Task to carry out
Copy all lines in which the word "Overhead" can be found.

Material
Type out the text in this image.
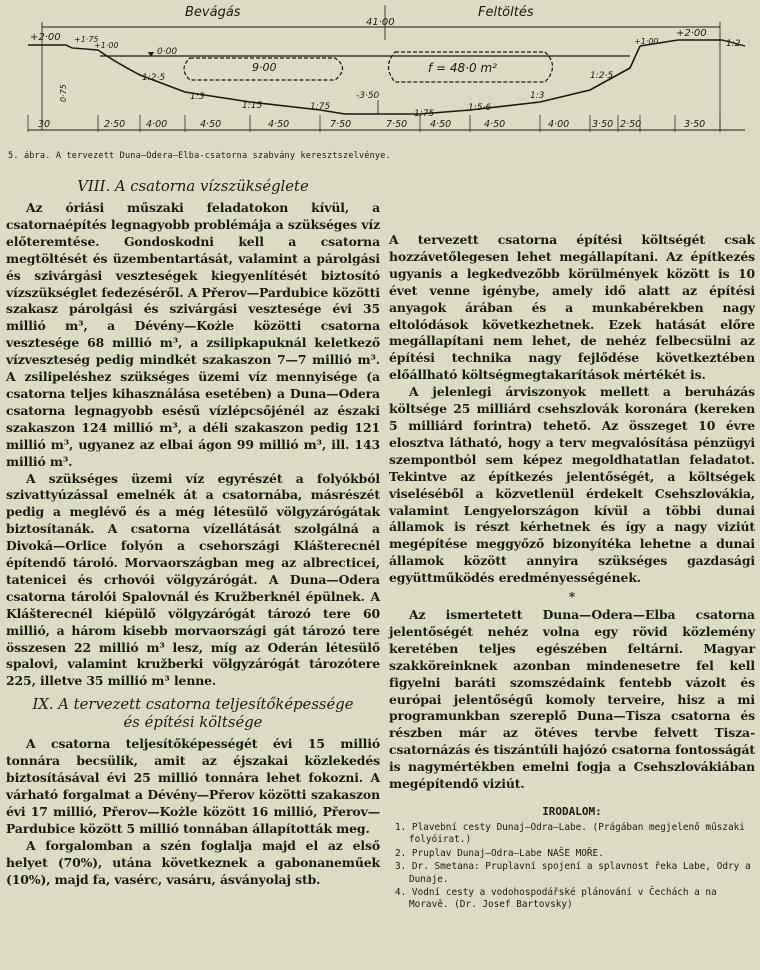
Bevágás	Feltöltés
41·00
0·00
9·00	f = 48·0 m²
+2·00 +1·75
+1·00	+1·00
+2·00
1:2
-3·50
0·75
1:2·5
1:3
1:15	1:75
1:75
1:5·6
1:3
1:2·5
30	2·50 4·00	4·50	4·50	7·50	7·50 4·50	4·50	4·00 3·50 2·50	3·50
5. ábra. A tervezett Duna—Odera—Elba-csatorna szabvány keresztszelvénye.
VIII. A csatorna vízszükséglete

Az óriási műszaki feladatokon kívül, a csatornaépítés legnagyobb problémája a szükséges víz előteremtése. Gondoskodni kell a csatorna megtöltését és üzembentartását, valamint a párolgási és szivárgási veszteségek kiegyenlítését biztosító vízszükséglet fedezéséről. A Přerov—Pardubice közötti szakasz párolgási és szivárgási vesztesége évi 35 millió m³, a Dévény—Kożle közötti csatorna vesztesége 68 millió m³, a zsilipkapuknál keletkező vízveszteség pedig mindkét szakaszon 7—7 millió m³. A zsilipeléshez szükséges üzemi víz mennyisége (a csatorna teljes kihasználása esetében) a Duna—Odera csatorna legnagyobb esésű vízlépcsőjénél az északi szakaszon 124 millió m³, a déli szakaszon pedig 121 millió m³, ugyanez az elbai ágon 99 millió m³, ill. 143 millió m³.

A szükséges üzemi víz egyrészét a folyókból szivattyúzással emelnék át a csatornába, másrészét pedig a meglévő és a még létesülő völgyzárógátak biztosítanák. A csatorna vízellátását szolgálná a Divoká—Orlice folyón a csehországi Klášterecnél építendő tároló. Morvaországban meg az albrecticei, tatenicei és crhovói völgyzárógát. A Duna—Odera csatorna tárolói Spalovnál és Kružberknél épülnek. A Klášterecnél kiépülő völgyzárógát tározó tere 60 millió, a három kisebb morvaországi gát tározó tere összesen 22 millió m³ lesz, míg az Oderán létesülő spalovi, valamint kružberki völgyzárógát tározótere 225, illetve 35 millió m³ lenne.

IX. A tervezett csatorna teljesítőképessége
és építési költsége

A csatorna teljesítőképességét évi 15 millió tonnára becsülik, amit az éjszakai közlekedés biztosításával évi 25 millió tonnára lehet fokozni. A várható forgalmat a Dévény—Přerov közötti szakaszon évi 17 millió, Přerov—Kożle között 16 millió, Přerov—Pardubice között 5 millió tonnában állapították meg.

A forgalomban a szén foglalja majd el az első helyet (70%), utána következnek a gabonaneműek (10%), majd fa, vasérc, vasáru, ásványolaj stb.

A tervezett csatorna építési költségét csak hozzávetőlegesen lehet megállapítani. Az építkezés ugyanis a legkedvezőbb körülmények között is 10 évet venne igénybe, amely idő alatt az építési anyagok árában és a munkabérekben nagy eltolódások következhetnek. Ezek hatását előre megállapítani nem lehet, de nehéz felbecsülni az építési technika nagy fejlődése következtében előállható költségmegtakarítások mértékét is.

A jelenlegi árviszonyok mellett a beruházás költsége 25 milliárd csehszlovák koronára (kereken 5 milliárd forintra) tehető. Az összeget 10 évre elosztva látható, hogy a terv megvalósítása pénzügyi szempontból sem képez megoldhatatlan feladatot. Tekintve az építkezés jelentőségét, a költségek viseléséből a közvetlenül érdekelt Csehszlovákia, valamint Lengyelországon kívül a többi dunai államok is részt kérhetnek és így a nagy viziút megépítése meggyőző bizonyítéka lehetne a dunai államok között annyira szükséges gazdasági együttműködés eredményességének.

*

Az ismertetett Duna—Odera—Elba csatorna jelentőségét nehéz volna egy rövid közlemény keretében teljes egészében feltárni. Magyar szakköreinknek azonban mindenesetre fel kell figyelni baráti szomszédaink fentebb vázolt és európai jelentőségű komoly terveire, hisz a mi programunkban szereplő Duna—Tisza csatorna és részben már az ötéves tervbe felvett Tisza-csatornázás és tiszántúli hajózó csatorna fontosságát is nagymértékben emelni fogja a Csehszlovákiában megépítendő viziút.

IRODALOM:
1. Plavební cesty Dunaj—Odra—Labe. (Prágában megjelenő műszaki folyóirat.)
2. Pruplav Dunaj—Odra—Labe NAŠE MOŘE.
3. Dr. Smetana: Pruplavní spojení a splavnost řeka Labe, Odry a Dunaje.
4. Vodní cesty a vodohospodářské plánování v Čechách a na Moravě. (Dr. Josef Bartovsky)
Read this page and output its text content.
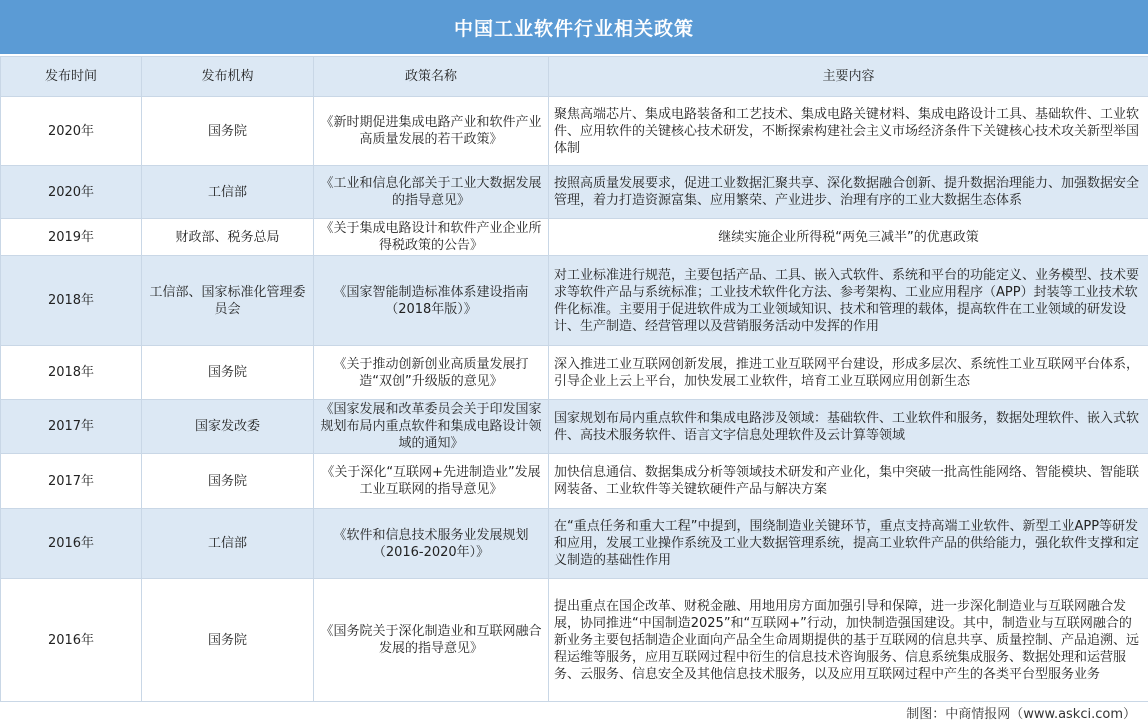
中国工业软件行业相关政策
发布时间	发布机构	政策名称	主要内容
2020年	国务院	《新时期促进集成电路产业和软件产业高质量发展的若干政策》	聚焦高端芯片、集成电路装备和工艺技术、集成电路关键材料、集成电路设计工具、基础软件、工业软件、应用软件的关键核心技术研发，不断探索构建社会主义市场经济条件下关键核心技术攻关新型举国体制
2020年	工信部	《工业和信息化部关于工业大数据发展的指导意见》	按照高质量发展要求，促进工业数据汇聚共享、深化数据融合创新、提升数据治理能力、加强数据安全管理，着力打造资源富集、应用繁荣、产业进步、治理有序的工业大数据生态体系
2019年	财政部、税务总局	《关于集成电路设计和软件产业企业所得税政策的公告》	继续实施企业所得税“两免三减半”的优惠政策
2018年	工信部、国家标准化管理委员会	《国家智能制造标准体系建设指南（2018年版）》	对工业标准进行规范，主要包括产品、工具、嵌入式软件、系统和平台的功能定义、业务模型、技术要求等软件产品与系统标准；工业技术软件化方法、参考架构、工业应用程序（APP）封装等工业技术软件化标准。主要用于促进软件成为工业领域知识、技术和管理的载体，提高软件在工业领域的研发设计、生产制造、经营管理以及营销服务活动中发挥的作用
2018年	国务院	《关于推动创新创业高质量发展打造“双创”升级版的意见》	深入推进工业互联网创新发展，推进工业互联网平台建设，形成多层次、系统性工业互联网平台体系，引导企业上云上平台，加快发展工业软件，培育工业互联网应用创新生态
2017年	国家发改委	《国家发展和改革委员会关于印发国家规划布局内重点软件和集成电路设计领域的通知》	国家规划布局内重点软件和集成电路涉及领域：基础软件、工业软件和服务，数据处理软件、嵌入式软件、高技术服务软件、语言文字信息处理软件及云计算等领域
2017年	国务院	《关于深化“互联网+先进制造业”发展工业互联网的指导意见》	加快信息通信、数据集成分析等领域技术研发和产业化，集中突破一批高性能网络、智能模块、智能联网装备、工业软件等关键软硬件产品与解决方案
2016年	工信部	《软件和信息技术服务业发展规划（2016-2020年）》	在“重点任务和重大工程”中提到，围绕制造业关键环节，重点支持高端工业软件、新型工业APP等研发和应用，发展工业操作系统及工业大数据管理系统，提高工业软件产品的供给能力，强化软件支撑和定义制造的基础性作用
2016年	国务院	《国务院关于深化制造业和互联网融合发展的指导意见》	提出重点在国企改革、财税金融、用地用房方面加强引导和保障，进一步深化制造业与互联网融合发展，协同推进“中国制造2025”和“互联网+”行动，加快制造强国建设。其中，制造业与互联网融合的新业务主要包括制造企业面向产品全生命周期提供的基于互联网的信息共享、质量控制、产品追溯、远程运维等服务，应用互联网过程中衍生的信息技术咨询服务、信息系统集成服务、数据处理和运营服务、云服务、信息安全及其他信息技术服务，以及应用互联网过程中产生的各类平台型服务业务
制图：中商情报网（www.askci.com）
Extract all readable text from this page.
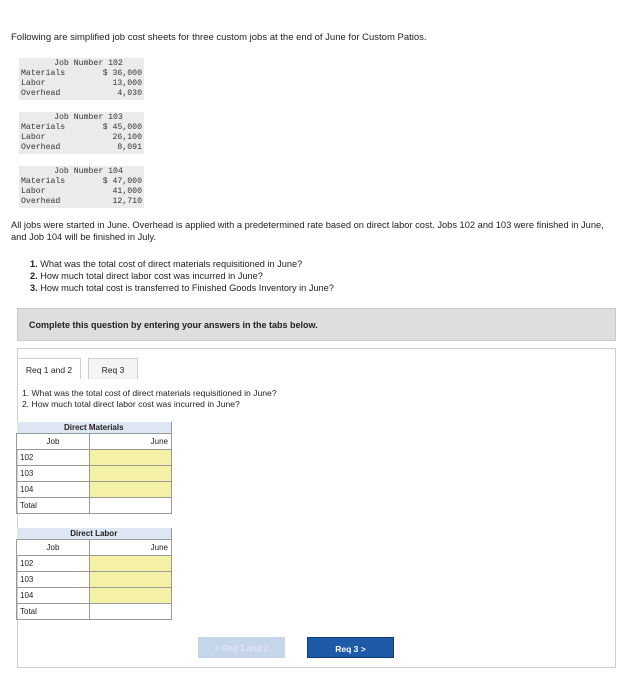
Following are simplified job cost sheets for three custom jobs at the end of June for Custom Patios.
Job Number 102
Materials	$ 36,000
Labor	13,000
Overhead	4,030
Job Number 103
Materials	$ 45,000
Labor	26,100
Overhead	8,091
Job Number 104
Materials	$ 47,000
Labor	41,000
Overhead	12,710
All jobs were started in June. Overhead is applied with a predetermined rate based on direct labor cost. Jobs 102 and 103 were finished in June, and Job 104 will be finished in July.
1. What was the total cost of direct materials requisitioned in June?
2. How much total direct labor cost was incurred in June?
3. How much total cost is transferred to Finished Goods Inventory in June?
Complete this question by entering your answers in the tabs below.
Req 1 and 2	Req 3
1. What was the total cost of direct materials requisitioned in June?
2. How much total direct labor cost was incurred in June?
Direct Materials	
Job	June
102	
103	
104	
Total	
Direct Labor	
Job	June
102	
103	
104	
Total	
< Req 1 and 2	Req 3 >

Exercise output
Overhead	4,030
Overhead	8,091
Overhead	12,710
All jobs were started in June. Overhead is applied with a predetermined rate based on direct labor cost. Jobs 102 and 103 were finished in June, and Job 104 will be finished in July.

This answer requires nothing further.